#### Quoted text:
(begin)

Sage Thrashers predominantly breed throughout the western and central United States, with wintering distributions occurring south into Mexico (Figure 1). In Canada, Sage Thrashers have been sighted regularly in the southern Similkameen and Okanagan valleys, occasionally in the Thompson and Fraser valleys of British Columbia (Godfrey 1986; COSEWIC 2010; Figure 2), and in southwestern Saskatchewan and southeastern Alberta (ASRD 2004, Smith 2005; Figure 3). While sporadic occurrences have occurred throughout extreme south-central British Columbia, the majority of recent survey records are clustered in three main areas: White Lake, West Chopaka, and Kilpoola Lake (Figure 2).
The global Sage Thrasher population is estimated at 7.9 million individuals (Partners in Flight 2007). The G5 ranking of the Sage Thrasher indicates that it is globally common to very common, and demonstrably secure under present conditions (NatureServe 2009). According to Breeding Bird Surveys (BBS; reference period 1966-2007), global Sage Thrasher populations have shown a neutral trend (Sauer et al. 2008). In Canada, however, the Sage Thrasher has been assessed as endangered based on very small numbers, a restricted range, and the fact that sagebrush habitat availability and quality are under significant pressure in British Columbia, the only province where the species breeds regularly (COSEWIC 2010). No BBS trend data is available for Sage Thrashers in Canada. Informal survey records suggest that Sage Thrasher populations have fluctuated over the last 100 years in British Columbia, up to a maximum of 30 pairs (Cannings et al. 1987). In recent decades, the population in British Columbia has ranged between three and twelve pairs; in Alberta and Saskatchewan, the population has ranged from one bird to six pairs (COSEWIC 2010). Breeding records in Prairie Canada remain infrequent and few.

(end)

#### Given request 1:
Copy the lines of the listing from the line containing "legend-label-downloads: Nb of" through the line containing "x-tick-label-year-apr: 2024 —", including both of those lines.
The Sage Thrasher text and the listing after it come from unrelated sources.

A series of records
(begin)

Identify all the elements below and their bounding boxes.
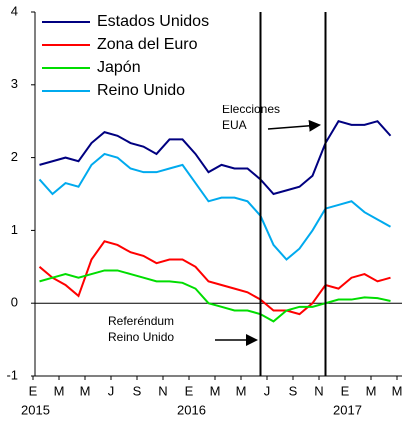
annotation: Reino Unido xyxy=(108,330,174,344)
y-tick-label: 1 xyxy=(11,222,18,237)
y-tick-label: 0 xyxy=(11,295,18,310)
series-line xyxy=(38,240,391,316)
legend-label: Estados Unidos xyxy=(97,13,209,30)
y-tick-label: 4 xyxy=(11,3,18,18)
series-line xyxy=(38,152,391,261)
y-tick-label: 2 xyxy=(11,149,18,164)
annotation: Referéndum xyxy=(108,314,174,328)
x-tick-label: M xyxy=(366,383,377,398)
x-tick-label: J xyxy=(264,383,271,398)
year-label: 2015 xyxy=(21,402,50,417)
year-label: 2016 xyxy=(177,402,206,417)
y-tick-label: 3 xyxy=(11,76,18,91)
arrow xyxy=(267,119,321,132)
year-label: 2017 xyxy=(333,402,362,417)
x-tick-label: M xyxy=(392,383,403,398)
x-tick-label: N xyxy=(314,383,323,398)
x-tick-label: S xyxy=(289,383,298,398)
x-tick-label: M xyxy=(80,383,91,398)
x-tick-label: M xyxy=(210,383,221,398)
legend-label: Zona del Euro xyxy=(97,36,198,53)
series-line xyxy=(39,269,391,323)
x-tick-label: E xyxy=(185,383,194,398)
y-tick-label: -1 xyxy=(6,367,18,382)
annotation: EUA xyxy=(222,118,247,132)
x-tick-label: S xyxy=(133,383,142,398)
series-line xyxy=(39,120,392,196)
x-tick-label: J xyxy=(108,383,115,398)
legend-label: Japón xyxy=(97,59,141,76)
x-tick-label: E xyxy=(341,383,350,398)
x-tick-label: M xyxy=(54,383,65,398)
x-tick-label: N xyxy=(158,383,167,398)
legend-box xyxy=(38,13,250,105)
legend-label: Reino Unido xyxy=(97,82,185,99)
x-tick-label: E xyxy=(29,383,38,398)
x-tick-label: M xyxy=(236,383,247,398)
annotation: Elecciones xyxy=(222,102,280,116)
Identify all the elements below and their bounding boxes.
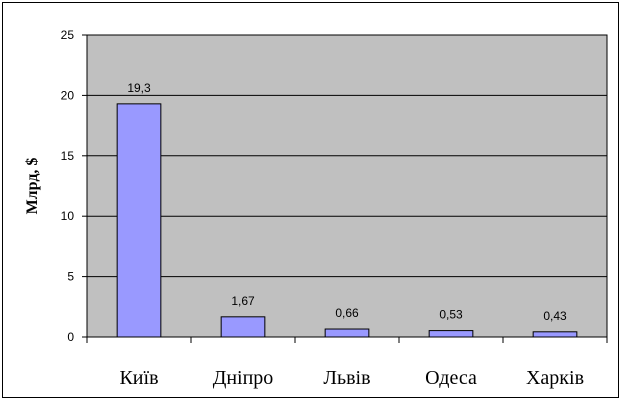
y-tick-label: 15 (61, 149, 75, 163)
bar (428, 330, 474, 338)
x-axis: Київ Дніпро Львів Одеса Харків (86, 336, 608, 389)
y-tick-label: 5 (67, 270, 74, 284)
data-label: 19,3 (127, 81, 151, 95)
x-category-label: Одеса (425, 367, 477, 389)
data-label: 0,66 (335, 306, 359, 320)
plot-area (86, 34, 608, 338)
bar (116, 103, 162, 338)
data-label: 0,53 (439, 308, 463, 322)
data-label: 0,43 (543, 309, 567, 323)
y-axis-title: Млрд, $ (24, 158, 41, 215)
y-tick-label: 0 (67, 330, 74, 344)
y-axis: 0 5 10 15 20 25 (61, 28, 88, 344)
bar (532, 331, 578, 338)
x-category-label: Київ (119, 367, 158, 389)
data-label: 1,67 (231, 294, 255, 308)
y-tick-label: 25 (61, 28, 75, 42)
x-category-label: Дніпро (213, 367, 274, 389)
gridlines (87, 94, 607, 278)
y-tick-label: 10 (61, 209, 75, 223)
data-labels: 19,3 1,67 0,66 0,53 0,43 (127, 81, 567, 323)
y-tick-label: 20 (61, 88, 75, 102)
x-category-label: Харків (526, 367, 584, 389)
x-category-label: Львів (323, 367, 370, 389)
bar (324, 328, 370, 338)
bar (220, 316, 266, 338)
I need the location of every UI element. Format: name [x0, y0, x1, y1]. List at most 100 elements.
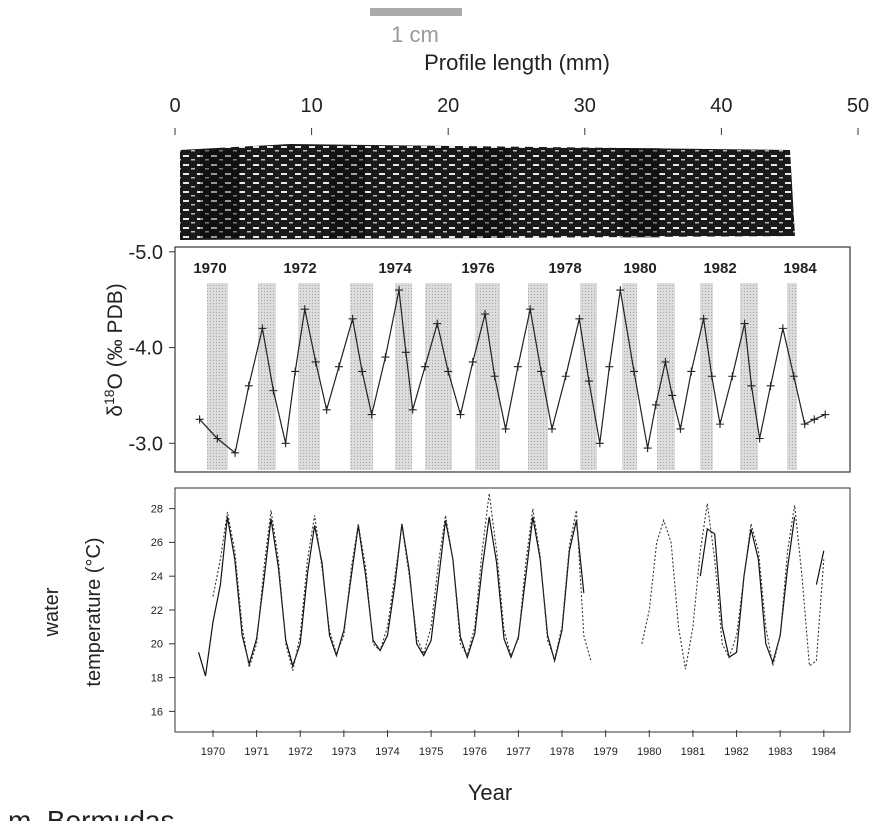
data-point [575, 314, 584, 323]
annotation: 1984 [783, 260, 817, 277]
data-line [212, 493, 825, 671]
data-point [740, 319, 749, 328]
data-point [348, 314, 357, 323]
data-point [687, 367, 696, 376]
x-tick-label: 1975 [419, 746, 443, 758]
data-point [595, 439, 604, 448]
y-axis-title: water [41, 587, 63, 637]
data-point [358, 367, 367, 376]
data-point [766, 381, 775, 390]
data-point [755, 434, 764, 443]
y-axis-title: δ18O (‰ PDB) [101, 283, 127, 416]
data-point [699, 314, 708, 323]
data-point [395, 286, 404, 295]
annotation: 1982 [703, 260, 736, 277]
x-tick-label: 1984 [812, 746, 836, 758]
x-tick-label: 20 [437, 95, 459, 117]
x-tick-label: 1977 [506, 746, 530, 758]
data-point [584, 377, 593, 386]
data-point [707, 372, 716, 381]
data-point [481, 310, 490, 319]
data-point [661, 357, 670, 366]
annotation: 1970 [193, 260, 226, 277]
data-point [231, 448, 240, 457]
data-point [513, 362, 522, 371]
x-tick-label: 1973 [332, 746, 356, 758]
annotation: 1980 [623, 260, 656, 277]
y-tick-label: 16 [151, 706, 163, 718]
data-point [716, 420, 725, 429]
x-tick-label: 1970 [201, 746, 225, 758]
data-point [561, 372, 570, 381]
data-point [526, 305, 535, 314]
y-tick-label: -4.0 [129, 338, 163, 360]
data-point [367, 410, 376, 419]
data-point [651, 400, 660, 409]
scale-bar [370, 8, 462, 16]
x-tick-label: 1979 [593, 746, 617, 758]
x-tick-label: 1971 [244, 746, 268, 758]
data-point [420, 362, 429, 371]
data-point [334, 362, 343, 371]
annotation: 1976 [461, 260, 494, 277]
annotation: 1972 [283, 260, 316, 277]
y-tick-label: -3.0 [129, 433, 163, 455]
data-point [291, 367, 300, 376]
data-point [548, 424, 557, 433]
y-title-part: 18 [101, 389, 117, 405]
data-point [747, 381, 756, 390]
data-point [616, 286, 625, 295]
data-point [629, 367, 638, 376]
panel-frame [174, 246, 851, 473]
y-tick-label: 22 [151, 605, 163, 617]
data-point [676, 424, 685, 433]
data-point [311, 357, 320, 366]
annotation: 1974 [378, 260, 412, 277]
data-point [800, 420, 809, 429]
y-axis-title: temperature (°C) [83, 537, 105, 686]
y-tick-label: -5.0 [129, 242, 163, 264]
x-tick-label: 1983 [768, 746, 792, 758]
x-tick-label: 30 [574, 95, 596, 117]
data-point [195, 415, 204, 424]
data-line [198, 516, 825, 677]
y-tick-label: 26 [151, 537, 163, 549]
x-tick-label: 1981 [681, 746, 705, 758]
y-title-part: δ [104, 405, 127, 417]
y-title-part: O (‰ PDB) [104, 283, 127, 389]
y-tick-label: 24 [151, 571, 163, 583]
x-tick-label: 40 [710, 95, 732, 117]
x-tick-label: 10 [300, 95, 322, 117]
coral-xray [180, 144, 795, 240]
data-point [408, 405, 417, 414]
x-tick-label: 50 [847, 95, 869, 117]
data-point [810, 415, 819, 424]
x-tick-label: 1980 [637, 746, 661, 758]
data-point [322, 405, 331, 414]
data-point [213, 434, 222, 443]
x-tick-label: 1978 [550, 746, 574, 758]
data-point [456, 410, 465, 419]
x-axis-title: Profile length (mm) [424, 50, 610, 75]
data-point [468, 357, 477, 366]
x-tick-label: 1976 [463, 746, 487, 758]
data-point [433, 319, 442, 328]
data-point [244, 381, 253, 390]
data-point [605, 362, 614, 371]
x-tick-label: 1982 [724, 746, 748, 758]
panel-frame [174, 487, 851, 733]
data-point [778, 324, 787, 333]
x-axis-title: Year [468, 780, 512, 805]
data-point [300, 305, 309, 314]
data-point [821, 410, 830, 419]
data-point [281, 439, 290, 448]
data-point [444, 367, 453, 376]
y-tick-label: 28 [151, 503, 163, 515]
data-point [789, 372, 798, 381]
data-point [381, 353, 390, 362]
data-point [269, 386, 278, 395]
data-point [401, 348, 410, 357]
x-tick-label: 1972 [288, 746, 312, 758]
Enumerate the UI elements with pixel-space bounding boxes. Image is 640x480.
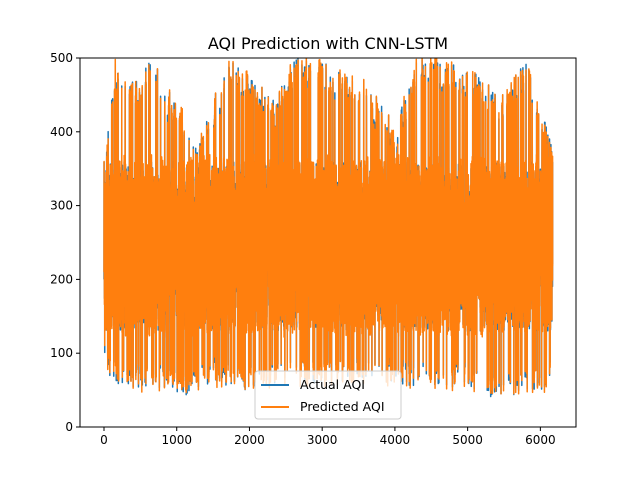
y-axis: 0 100 200 300 400 500 — [50, 51, 80, 434]
x-tick-label-5000: 5000 — [452, 433, 483, 447]
chart-title: AQI Prediction with CNN-LSTM — [208, 34, 448, 53]
y-tick-label-300: 300 — [50, 199, 73, 213]
x-tick-label-3000: 3000 — [307, 433, 338, 447]
y-tick-label-200: 200 — [50, 272, 73, 286]
y-tick-label-500: 500 — [50, 51, 73, 65]
x-tick-label-1000: 1000 — [161, 433, 192, 447]
legend-label-actual: Actual AQI — [300, 377, 365, 392]
x-tick-label-4000: 4000 — [380, 433, 411, 447]
x-axis: 0 1000 2000 3000 4000 5000 6000 — [100, 427, 556, 447]
legend-label-predicted: Predicted AQI — [300, 399, 385, 414]
y-tick-label-0: 0 — [65, 420, 73, 434]
legend: Actual AQI Predicted AQI — [254, 370, 402, 420]
x-tick-label-0: 0 — [100, 433, 108, 447]
legend-box — [254, 370, 402, 420]
y-tick-label-400: 400 — [50, 125, 73, 139]
y-tick-label-100: 100 — [50, 346, 73, 360]
x-tick-label-6000: 6000 — [525, 433, 556, 447]
series-layer — [103, 58, 554, 398]
x-tick-label-2000: 2000 — [234, 433, 265, 447]
plot-frame — [79, 57, 577, 428]
series-line-predicted-aqi — [103, 58, 554, 395]
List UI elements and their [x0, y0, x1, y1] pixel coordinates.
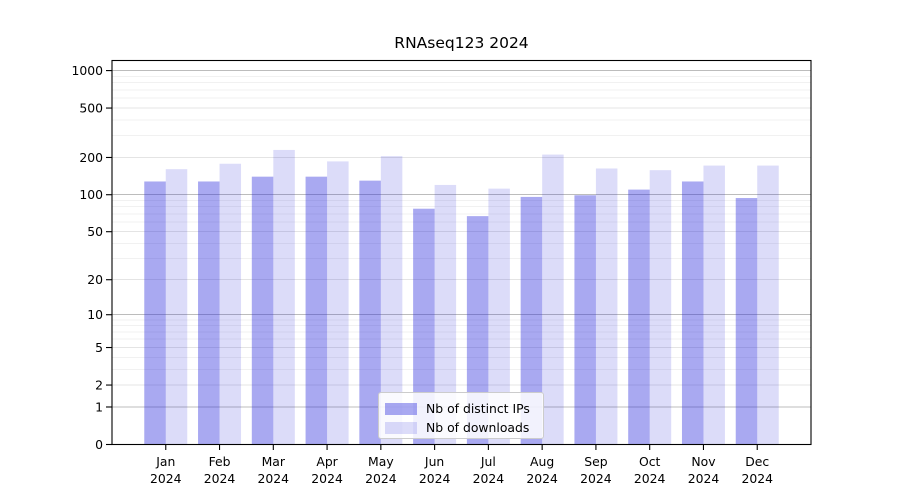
legend-label-downloads: Nb of downloads — [426, 420, 530, 435]
y-tick-label-0: 0 — [95, 437, 103, 452]
x-tick-label-year-dec: 2024 — [741, 471, 773, 486]
x-tick-label-month-dec: Dec — [745, 454, 769, 469]
bar-downloads-jan — [165, 169, 188, 445]
bar-distinct-ips-apr — [305, 176, 328, 445]
x-tick-label-year-sep: 2024 — [580, 471, 612, 486]
x-tick-label-month-apr: Apr — [316, 454, 338, 469]
bar-distinct-ips-sep — [574, 195, 596, 445]
bar-downloads-oct — [649, 170, 672, 445]
x-tick-label-month-feb: Feb — [209, 454, 231, 469]
x-tick-label-month-may: May — [368, 454, 394, 469]
bar-distinct-ips-mar — [251, 176, 274, 445]
legend-swatch-distinct-ips — [385, 402, 417, 415]
y-tick-label-200: 200 — [79, 150, 103, 165]
x-tick-label-month-aug: Aug — [530, 454, 554, 469]
x-tick-label-year-may: 2024 — [365, 471, 397, 486]
x-tick-label-year-jun: 2024 — [419, 471, 451, 486]
y-tick-label-1000: 1000 — [71, 63, 103, 78]
x-tick-label-month-mar: Mar — [262, 454, 286, 469]
legend-item-downloads: Nb of downloads — [379, 418, 543, 437]
legend-label-distinct-ips: Nb of distinct IPs — [426, 401, 530, 416]
bar-downloads-aug — [542, 154, 564, 445]
y-tick-label-5: 5 — [95, 340, 103, 355]
y-tick-label-10: 10 — [87, 307, 103, 322]
bar-distinct-ips-oct — [628, 189, 650, 445]
bar-downloads-dec — [757, 165, 779, 445]
bar-distinct-ips-jun — [413, 208, 435, 445]
bar-downloads-sep — [595, 168, 618, 445]
bar-distinct-ips-jul — [466, 216, 489, 445]
bar-distinct-ips-jan — [144, 181, 166, 445]
plot-border — [111, 59, 812, 446]
x-tick-label-month-oct: Oct — [639, 454, 661, 469]
bar-downloads-mar — [273, 149, 295, 445]
y-tick-label-1: 1 — [95, 399, 103, 414]
x-tick-label-year-apr: 2024 — [311, 471, 343, 486]
x-tick-label-year-feb: 2024 — [204, 471, 236, 486]
bar-downloads-jul — [488, 188, 510, 445]
legend-swatch-downloads — [385, 421, 417, 434]
y-tick-label-20: 20 — [87, 272, 103, 287]
y-tick-label-100: 100 — [79, 187, 103, 202]
x-tick-label-year-nov: 2024 — [688, 471, 720, 486]
bar-distinct-ips-dec — [735, 198, 758, 445]
y-tick-label-50: 50 — [87, 224, 103, 239]
chart-title: RNAseq123 2024 — [394, 34, 529, 52]
x-tick-label-year-oct: 2024 — [634, 471, 666, 486]
legend-item-distinct-ips: Nb of distinct IPs — [379, 399, 543, 418]
y-tick-label-500: 500 — [79, 100, 103, 115]
bar-distinct-ips-aug — [520, 196, 543, 445]
legend: Nb of distinct IPs Nb of downloads — [378, 392, 544, 439]
x-tick-label-year-mar: 2024 — [258, 471, 290, 486]
x-tick-label-year-jul: 2024 — [473, 471, 505, 486]
y-tick-label-2: 2 — [95, 377, 103, 392]
bar-downloads-nov — [703, 165, 725, 445]
x-tick-label-month-jun: Jun — [424, 454, 444, 469]
x-tick-label-month-sep: Sep — [584, 454, 607, 469]
bar-distinct-ips-may — [359, 180, 381, 445]
x-tick-label-year-jan: 2024 — [150, 471, 182, 486]
bar-downloads-apr — [327, 161, 349, 445]
x-tick-label-month-jan: Jan — [155, 454, 175, 469]
bar-distinct-ips-feb — [198, 181, 220, 445]
bar-downloads-feb — [219, 163, 242, 445]
bar-downloads-jun — [434, 184, 457, 445]
x-tick-label-year-aug: 2024 — [526, 471, 558, 486]
bar-distinct-ips-nov — [681, 181, 704, 445]
x-tick-label-month-jul: Jul — [480, 454, 496, 469]
bar-downloads-may — [380, 156, 403, 445]
x-tick-label-month-nov: Nov — [691, 454, 715, 469]
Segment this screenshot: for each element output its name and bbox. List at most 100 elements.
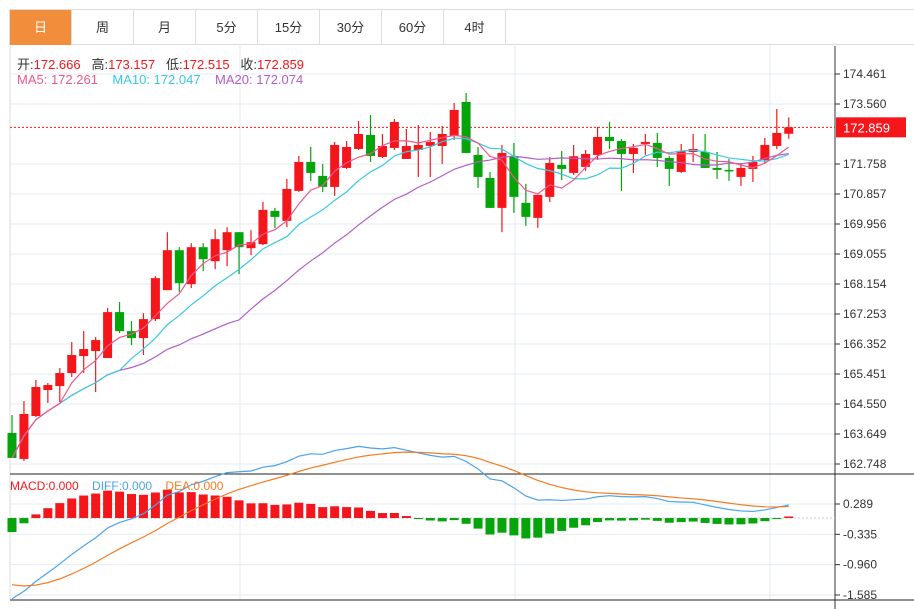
macd-bar (640, 518, 650, 520)
candle-body (377, 145, 387, 157)
candle (210, 229, 220, 270)
macd-bar (521, 518, 531, 539)
candle-body (366, 134, 375, 156)
candle-body (449, 109, 459, 136)
candle (676, 143, 686, 173)
macd-bar (234, 500, 244, 519)
candle (115, 302, 125, 334)
macd-bar (294, 502, 304, 519)
candle (437, 125, 447, 164)
macd-bar (31, 514, 41, 519)
candle-body (712, 167, 722, 170)
ma10-value: MA10: 172.047 (112, 72, 201, 87)
price-axis-label: 174.461 (843, 67, 887, 81)
candle (413, 124, 423, 177)
candle (557, 150, 567, 180)
tab-30min[interactable]: 30分 (320, 10, 382, 45)
candle (186, 243, 196, 289)
macd-bar (91, 493, 101, 519)
candle-body (174, 250, 184, 284)
candle-body (736, 167, 746, 177)
candle (688, 133, 698, 162)
macd-bar (43, 508, 53, 519)
macd-bar (198, 494, 208, 519)
candle-body (198, 247, 208, 260)
candle (485, 171, 495, 208)
candle (401, 128, 411, 159)
high-label: 高: (91, 57, 109, 72)
macd-bar (509, 518, 519, 536)
candle (605, 121, 614, 149)
macd-axis-label: -0.960 (843, 558, 877, 572)
high-value: 173.157 (108, 57, 156, 72)
candle (652, 132, 662, 167)
tab-15min[interactable]: 15分 (258, 10, 320, 45)
candle (79, 331, 89, 374)
macd-bar (676, 518, 686, 523)
macd-bar (186, 492, 196, 519)
candle (772, 108, 782, 149)
macd-bar (127, 494, 136, 519)
price-axis-label: 162.748 (843, 457, 887, 471)
macd-bar (473, 518, 483, 529)
candle (246, 230, 256, 256)
candle-body (640, 141, 650, 144)
candle-body (389, 121, 399, 148)
candle-body (748, 161, 758, 169)
macd-bar (258, 503, 268, 519)
candle-body (246, 242, 256, 249)
candle-body (485, 177, 495, 208)
candle (354, 120, 364, 150)
macd-bar (377, 513, 387, 519)
tab-week[interactable]: 周 (72, 10, 134, 45)
candle-body (497, 152, 507, 208)
candle (784, 117, 794, 139)
candle-body (222, 232, 232, 251)
macd-bar (67, 498, 77, 519)
candle-body (103, 312, 113, 359)
candle (569, 144, 579, 175)
macd-bar (246, 503, 256, 519)
macd-bar (533, 518, 543, 538)
macd-bar (19, 518, 29, 524)
macd-bar (760, 518, 770, 522)
price-axis-label: 173.560 (843, 97, 887, 111)
tab-60min[interactable]: 60分 (382, 10, 444, 45)
macd-bar (628, 518, 638, 521)
close-value: 172.859 (257, 57, 305, 72)
candle-body (664, 157, 674, 169)
candle-body (234, 232, 244, 248)
candle (760, 137, 770, 164)
tab-5min[interactable]: 5分 (196, 10, 258, 45)
macd-bar (772, 518, 782, 520)
candle (342, 140, 352, 169)
candle-body (676, 150, 686, 172)
price-axis-label: 164.550 (843, 397, 887, 411)
tab-day[interactable]: 日 (10, 10, 72, 45)
dea-value: DEA:0.000 (165, 479, 224, 493)
tab-4hour[interactable]: 4时 (444, 10, 506, 45)
price-axis-label: 166.352 (843, 337, 887, 351)
candle (55, 368, 65, 403)
macd-bar (210, 495, 220, 519)
candle-body (55, 373, 65, 387)
candle-body (473, 154, 483, 177)
macd-bar (354, 507, 364, 519)
ma20-value: MA20: 172.074 (215, 72, 304, 87)
candle-body (91, 340, 101, 352)
macd-bar (79, 495, 89, 519)
macd-bar (103, 490, 113, 519)
candle (593, 126, 603, 160)
tab-month[interactable]: 月 (134, 10, 196, 45)
candle-body (628, 147, 638, 154)
macd-bar (55, 503, 65, 519)
open-value: 172.666 (33, 57, 81, 72)
candle (318, 163, 328, 192)
period-tabs: 日 周 月 5分 15分 30分 60分 4时 (9, 9, 914, 45)
price-axis-label: 170.857 (843, 187, 887, 201)
ma10-line (11, 137, 789, 459)
macd-bar (270, 504, 280, 519)
macd-bar (664, 518, 674, 523)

(end)

#### Given request 2:
In the text on Sage Thrashers, what is the estimated size of the global population?

#### Written response 1:
legend-label-downloads: Nb of downloads — [426, 420, 530, 435]
y-tick-label-0: 0 — [95, 437, 103, 452]
x-tick-label-year-dec: 2024 — [741, 471, 773, 486]
x-tick-label-month-dec: Dec — [745, 454, 769, 469]
bar-downloads-jan — [165, 169, 188, 445]
bar-distinct-ips-apr — [305, 176, 328, 445]
x-tick-label-year-sep: 2024 — [580, 471, 612, 486]
x-tick-label-month-apr: Apr — [316, 454, 338, 469]
bar-distinct-ips-sep — [574, 195, 596, 445]
bar-downloads-oct — [649, 170, 672, 445]
x-tick-label-month-feb: Feb — [209, 454, 231, 469]
x-tick-label-month-may: May — [368, 454, 394, 469]
bar-distinct-ips-mar — [251, 176, 274, 445]
legend-swatch-distinct-ips — [385, 402, 417, 415]
y-tick-label-200: 200 — [79, 150, 103, 165]
x-tick-label-month-aug: Aug — [530, 454, 554, 469]
x-tick-label-year-may: 2024 — [365, 471, 397, 486]
x-tick-label-year-jun: 2024 — [419, 471, 451, 486]
y-tick-label-1000: 1000 — [71, 63, 103, 78]
x-tick-label-month-mar: Mar — [262, 454, 286, 469]
legend-item-downloads: Nb of downloads — [379, 418, 543, 437]
legend-label-distinct-ips: Nb of distinct IPs — [426, 401, 530, 416]
bar-downloads-aug — [542, 154, 564, 445]
y-tick-label-5: 5 — [95, 340, 103, 355]
y-tick-label-10: 10 — [87, 307, 103, 322]
bar-distinct-ips-oct — [628, 189, 650, 445]
bar-downloads-dec — [757, 165, 779, 445]
bar-distinct-ips-jun — [413, 208, 435, 445]
bar-downloads-sep — [595, 168, 618, 445]
bar-distinct-ips-jul — [466, 216, 489, 445]
bar-distinct-ips-jan — [144, 181, 166, 445]
plot-border — [111, 59, 812, 446]
x-tick-label-month-oct: Oct — [639, 454, 661, 469]
bar-downloads-mar — [273, 149, 295, 445]
y-tick-label-1: 1 — [95, 399, 103, 414]
x-tick-label-year-apr: 2024 — [311, 471, 343, 486]

#### Written response 2:
7.9 million individuals